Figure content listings
· · · ·

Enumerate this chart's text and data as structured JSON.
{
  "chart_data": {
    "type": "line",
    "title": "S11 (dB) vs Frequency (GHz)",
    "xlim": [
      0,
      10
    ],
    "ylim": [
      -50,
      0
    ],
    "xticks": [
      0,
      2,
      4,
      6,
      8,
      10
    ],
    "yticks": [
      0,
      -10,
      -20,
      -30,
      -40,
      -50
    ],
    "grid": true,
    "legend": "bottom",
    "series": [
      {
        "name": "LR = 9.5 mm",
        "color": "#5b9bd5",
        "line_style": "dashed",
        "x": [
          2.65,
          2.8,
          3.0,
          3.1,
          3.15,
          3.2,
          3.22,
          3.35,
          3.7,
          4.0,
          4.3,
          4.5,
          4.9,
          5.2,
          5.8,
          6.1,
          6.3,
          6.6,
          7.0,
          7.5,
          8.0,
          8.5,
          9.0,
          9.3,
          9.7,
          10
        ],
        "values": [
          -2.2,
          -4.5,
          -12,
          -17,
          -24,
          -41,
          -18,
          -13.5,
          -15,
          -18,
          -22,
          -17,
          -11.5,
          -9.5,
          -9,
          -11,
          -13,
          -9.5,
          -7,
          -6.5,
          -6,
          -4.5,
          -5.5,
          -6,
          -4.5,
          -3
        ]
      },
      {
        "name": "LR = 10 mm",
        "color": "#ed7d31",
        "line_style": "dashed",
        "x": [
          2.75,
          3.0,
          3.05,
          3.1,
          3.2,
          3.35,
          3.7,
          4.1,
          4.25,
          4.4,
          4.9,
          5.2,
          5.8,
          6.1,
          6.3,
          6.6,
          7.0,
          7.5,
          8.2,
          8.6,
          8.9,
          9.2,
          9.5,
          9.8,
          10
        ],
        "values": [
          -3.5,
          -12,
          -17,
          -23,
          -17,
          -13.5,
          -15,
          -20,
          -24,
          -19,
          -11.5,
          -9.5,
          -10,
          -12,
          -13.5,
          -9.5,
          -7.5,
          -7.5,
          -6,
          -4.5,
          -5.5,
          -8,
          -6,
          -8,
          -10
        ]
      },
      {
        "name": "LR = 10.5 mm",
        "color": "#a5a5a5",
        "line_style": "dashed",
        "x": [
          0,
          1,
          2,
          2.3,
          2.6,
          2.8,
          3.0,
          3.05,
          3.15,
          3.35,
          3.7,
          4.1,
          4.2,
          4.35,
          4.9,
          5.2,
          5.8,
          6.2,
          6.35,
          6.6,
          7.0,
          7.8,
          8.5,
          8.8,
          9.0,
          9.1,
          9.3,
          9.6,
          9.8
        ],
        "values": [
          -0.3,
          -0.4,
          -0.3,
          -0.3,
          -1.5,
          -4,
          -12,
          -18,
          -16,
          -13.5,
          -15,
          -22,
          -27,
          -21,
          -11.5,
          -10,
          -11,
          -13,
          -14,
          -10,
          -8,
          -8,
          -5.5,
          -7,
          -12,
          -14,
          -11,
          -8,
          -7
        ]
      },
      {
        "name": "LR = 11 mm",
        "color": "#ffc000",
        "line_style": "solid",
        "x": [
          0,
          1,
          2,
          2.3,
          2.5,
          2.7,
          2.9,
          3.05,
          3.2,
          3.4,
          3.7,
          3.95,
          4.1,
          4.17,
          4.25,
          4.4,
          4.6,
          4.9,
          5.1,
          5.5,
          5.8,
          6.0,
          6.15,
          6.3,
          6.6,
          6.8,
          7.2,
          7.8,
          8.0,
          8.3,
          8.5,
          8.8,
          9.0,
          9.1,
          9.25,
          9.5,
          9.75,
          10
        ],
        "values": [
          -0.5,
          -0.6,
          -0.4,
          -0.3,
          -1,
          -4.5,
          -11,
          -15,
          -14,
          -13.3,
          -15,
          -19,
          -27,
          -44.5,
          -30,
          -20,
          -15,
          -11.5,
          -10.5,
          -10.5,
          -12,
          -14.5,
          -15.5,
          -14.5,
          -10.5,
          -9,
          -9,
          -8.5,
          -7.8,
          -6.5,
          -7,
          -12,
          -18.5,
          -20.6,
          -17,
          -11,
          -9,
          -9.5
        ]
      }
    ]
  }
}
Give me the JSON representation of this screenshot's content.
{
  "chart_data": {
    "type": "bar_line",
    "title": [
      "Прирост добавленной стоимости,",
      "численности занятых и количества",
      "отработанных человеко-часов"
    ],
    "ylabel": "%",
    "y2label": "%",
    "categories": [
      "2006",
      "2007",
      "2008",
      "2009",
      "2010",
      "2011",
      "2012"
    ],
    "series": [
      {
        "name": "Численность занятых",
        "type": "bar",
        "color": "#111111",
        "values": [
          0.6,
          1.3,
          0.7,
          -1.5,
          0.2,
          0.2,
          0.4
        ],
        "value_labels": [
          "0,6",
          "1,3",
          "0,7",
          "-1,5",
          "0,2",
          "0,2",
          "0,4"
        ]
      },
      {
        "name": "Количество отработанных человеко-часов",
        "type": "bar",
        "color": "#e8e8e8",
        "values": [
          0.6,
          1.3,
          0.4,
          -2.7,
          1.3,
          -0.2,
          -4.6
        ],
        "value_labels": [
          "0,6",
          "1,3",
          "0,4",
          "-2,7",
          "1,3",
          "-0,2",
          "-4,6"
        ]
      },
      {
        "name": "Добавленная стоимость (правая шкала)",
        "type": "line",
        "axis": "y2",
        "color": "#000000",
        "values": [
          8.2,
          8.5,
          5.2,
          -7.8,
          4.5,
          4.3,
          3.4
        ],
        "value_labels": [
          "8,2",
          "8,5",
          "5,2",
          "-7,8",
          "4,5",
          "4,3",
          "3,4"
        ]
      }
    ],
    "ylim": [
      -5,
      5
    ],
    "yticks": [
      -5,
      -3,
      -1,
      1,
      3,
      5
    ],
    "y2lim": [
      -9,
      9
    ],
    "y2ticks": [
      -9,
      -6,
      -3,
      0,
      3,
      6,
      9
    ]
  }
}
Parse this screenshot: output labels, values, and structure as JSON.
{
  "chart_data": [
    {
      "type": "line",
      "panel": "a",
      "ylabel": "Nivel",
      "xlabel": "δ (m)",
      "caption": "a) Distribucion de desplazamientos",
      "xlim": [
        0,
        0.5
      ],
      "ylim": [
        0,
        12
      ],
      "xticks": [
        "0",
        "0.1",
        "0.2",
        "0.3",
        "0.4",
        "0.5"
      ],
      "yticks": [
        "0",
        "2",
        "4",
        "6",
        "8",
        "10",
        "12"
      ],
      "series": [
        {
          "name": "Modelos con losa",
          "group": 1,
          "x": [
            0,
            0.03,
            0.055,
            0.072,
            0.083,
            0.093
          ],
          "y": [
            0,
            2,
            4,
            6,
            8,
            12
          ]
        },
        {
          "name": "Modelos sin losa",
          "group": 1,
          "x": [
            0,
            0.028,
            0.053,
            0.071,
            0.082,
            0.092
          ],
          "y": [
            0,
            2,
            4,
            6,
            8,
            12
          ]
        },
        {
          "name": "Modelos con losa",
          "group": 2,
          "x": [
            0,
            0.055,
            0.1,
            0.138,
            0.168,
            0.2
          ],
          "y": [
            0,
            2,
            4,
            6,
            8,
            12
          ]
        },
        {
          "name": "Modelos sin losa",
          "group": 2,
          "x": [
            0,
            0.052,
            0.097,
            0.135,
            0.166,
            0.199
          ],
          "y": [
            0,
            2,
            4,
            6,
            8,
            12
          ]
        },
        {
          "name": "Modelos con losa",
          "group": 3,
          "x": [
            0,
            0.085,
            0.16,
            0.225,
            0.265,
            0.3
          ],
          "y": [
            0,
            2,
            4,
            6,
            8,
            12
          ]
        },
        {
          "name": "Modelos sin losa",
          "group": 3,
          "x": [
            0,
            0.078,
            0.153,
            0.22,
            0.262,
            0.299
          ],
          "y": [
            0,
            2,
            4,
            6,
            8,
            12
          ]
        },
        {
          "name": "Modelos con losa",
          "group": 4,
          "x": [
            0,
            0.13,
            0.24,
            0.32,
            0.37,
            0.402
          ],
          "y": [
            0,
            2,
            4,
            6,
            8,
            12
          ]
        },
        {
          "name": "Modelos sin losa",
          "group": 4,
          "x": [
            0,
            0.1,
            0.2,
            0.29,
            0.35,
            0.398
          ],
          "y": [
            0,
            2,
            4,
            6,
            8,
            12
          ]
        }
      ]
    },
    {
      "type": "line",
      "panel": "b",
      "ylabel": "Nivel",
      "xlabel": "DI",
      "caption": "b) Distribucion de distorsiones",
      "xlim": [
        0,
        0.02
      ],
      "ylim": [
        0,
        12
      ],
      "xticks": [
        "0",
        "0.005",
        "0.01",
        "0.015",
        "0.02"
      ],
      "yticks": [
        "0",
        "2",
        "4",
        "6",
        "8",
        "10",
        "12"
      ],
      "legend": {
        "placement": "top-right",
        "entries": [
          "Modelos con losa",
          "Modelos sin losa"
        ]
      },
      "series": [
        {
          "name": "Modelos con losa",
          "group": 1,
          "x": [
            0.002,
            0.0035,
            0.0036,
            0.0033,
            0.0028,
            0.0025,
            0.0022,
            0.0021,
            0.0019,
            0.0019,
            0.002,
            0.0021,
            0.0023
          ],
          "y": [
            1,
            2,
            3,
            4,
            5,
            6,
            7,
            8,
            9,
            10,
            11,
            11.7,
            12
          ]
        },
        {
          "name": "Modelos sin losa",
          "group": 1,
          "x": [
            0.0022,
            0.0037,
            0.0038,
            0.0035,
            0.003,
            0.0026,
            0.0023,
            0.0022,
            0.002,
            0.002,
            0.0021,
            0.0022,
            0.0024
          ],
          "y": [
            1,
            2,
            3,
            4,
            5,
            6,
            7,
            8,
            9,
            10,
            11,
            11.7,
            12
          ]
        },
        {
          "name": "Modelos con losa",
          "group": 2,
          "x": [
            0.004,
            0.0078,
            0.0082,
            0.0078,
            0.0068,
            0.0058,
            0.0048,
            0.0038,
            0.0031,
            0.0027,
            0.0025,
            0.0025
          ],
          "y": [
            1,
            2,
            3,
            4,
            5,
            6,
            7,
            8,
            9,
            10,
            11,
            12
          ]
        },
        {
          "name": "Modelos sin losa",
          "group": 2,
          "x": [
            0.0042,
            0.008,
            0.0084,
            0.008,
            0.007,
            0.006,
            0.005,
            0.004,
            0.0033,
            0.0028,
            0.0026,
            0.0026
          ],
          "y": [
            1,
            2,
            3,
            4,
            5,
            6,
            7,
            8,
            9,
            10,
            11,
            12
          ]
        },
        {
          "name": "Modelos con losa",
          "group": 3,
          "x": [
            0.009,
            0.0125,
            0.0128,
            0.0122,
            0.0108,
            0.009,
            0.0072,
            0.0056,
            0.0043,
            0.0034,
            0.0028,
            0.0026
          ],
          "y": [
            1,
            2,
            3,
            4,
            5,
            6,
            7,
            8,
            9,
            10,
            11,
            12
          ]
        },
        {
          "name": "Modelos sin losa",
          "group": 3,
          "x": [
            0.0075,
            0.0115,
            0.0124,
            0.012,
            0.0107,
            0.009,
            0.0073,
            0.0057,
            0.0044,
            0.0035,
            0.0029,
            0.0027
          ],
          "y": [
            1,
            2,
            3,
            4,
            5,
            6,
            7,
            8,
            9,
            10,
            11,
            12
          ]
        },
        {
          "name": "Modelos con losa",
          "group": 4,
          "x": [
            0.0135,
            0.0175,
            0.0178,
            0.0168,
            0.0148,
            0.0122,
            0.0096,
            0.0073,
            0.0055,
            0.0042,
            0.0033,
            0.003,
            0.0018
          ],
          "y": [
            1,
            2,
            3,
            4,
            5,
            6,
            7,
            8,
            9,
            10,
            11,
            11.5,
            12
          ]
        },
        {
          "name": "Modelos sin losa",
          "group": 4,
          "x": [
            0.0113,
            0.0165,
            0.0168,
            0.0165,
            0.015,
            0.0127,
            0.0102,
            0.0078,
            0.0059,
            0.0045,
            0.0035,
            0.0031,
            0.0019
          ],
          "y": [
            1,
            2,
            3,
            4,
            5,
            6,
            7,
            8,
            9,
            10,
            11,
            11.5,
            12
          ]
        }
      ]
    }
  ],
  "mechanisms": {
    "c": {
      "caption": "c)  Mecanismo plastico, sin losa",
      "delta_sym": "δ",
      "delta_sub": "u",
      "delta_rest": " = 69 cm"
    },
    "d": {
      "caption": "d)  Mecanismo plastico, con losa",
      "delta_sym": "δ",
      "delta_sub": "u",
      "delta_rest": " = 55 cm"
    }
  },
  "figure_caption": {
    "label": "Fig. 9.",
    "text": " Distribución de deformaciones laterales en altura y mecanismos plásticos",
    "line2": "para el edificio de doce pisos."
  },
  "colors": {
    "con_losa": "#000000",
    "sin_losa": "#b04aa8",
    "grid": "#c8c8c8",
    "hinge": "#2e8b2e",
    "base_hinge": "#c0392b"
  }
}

· · · ·

Given exercise
Pull every line containing "человеко" out of the data above.

Problem solution
      "отработанных человеко-часов"
        "name": "Количество отработанных человеко-часов",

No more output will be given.